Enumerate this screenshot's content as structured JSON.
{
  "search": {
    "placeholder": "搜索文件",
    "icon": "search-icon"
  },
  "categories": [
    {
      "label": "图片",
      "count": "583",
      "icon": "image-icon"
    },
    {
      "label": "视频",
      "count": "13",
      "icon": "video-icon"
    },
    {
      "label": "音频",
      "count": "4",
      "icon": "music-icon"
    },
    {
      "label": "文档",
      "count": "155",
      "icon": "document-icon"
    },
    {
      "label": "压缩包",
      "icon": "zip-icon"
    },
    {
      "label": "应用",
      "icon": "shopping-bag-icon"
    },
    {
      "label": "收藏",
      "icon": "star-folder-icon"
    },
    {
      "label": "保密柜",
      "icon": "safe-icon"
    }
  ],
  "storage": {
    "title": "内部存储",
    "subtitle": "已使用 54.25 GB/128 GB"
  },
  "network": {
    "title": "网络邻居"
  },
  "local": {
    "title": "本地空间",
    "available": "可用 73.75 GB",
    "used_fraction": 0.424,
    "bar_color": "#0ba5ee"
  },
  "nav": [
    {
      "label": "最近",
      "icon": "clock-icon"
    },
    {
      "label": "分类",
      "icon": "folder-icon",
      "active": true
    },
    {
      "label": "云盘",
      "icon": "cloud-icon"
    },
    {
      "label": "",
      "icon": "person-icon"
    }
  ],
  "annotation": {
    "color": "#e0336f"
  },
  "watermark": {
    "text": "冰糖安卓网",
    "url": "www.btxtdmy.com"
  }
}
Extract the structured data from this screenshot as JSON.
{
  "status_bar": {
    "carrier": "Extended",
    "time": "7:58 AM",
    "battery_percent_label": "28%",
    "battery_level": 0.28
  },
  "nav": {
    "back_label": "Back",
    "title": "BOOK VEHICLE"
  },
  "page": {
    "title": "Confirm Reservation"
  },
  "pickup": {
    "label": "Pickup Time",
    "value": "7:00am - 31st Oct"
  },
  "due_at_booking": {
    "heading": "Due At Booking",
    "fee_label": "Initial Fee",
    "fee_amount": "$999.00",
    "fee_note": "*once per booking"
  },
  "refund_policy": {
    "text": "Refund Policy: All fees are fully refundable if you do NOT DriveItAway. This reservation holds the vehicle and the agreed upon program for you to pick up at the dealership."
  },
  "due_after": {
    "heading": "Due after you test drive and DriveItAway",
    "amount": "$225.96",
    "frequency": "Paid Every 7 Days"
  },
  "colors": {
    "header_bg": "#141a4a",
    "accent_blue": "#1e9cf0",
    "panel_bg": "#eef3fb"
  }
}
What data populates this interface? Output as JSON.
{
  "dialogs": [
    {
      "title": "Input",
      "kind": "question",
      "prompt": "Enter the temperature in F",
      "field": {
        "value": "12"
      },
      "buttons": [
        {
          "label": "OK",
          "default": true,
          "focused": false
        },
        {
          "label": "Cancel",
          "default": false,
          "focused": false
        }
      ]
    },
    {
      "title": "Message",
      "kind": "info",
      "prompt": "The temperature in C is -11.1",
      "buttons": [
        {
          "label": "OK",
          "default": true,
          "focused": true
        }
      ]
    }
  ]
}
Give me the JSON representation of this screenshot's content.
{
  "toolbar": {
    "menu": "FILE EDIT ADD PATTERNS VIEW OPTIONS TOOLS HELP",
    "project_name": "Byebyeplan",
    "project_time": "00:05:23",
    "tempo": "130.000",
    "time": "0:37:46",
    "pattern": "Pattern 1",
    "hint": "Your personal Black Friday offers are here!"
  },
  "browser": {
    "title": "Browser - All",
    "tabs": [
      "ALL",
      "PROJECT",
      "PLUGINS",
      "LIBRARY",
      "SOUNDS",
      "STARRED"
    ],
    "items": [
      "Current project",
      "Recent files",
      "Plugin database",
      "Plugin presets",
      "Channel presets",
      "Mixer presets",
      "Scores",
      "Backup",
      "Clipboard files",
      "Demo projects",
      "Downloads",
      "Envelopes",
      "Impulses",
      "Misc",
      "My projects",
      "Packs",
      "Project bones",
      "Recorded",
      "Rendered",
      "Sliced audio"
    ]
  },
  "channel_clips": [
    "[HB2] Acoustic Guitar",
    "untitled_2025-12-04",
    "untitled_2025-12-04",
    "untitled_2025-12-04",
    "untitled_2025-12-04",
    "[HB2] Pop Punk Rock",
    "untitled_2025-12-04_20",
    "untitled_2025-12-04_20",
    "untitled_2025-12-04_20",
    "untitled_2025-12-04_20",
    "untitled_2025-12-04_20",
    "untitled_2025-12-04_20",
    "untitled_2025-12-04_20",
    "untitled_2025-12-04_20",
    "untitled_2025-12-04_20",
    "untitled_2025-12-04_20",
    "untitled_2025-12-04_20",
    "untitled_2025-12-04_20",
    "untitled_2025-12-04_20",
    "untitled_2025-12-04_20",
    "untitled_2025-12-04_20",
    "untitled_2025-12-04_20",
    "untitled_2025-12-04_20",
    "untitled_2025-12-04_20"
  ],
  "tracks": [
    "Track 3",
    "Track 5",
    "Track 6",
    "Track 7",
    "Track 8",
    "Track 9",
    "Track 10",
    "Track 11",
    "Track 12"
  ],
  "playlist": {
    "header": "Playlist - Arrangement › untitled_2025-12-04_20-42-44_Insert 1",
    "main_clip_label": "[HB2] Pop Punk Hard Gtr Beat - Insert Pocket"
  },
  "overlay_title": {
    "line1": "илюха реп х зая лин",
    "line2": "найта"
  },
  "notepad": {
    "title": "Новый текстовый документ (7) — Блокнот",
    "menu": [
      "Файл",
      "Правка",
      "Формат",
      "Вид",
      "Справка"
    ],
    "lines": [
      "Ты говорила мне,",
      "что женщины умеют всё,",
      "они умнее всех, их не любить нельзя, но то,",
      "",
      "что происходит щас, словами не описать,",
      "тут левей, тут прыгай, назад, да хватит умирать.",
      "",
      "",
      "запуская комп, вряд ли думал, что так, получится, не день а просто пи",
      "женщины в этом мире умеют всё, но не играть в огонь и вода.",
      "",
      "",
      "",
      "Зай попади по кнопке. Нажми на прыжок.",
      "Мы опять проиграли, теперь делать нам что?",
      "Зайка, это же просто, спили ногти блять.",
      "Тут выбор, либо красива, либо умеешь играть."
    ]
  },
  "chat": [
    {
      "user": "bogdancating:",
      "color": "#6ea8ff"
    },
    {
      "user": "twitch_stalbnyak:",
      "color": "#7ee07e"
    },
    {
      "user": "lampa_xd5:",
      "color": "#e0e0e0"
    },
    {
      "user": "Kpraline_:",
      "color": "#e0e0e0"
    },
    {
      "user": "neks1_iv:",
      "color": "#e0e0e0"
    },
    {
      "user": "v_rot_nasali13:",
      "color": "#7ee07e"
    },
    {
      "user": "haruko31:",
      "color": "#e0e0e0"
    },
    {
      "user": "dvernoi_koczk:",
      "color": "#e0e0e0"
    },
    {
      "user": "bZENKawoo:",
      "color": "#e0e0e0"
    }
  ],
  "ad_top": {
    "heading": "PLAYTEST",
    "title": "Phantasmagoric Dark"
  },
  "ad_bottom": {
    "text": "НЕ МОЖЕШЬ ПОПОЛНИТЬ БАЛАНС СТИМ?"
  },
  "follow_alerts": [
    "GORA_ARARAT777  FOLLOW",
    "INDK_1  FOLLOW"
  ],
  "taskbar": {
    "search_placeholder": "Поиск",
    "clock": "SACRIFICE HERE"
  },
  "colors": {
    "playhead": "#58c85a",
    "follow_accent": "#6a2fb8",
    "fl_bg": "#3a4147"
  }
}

**WHAT IS BEING ASKED**
Check each line above for the word "женщины", and copy the lines where it appears.

**EXPECTED ANSWER**
      "что женщины умеют всё,",
      "женщины в этом мире умеют всё, но не играть в огонь и вода.",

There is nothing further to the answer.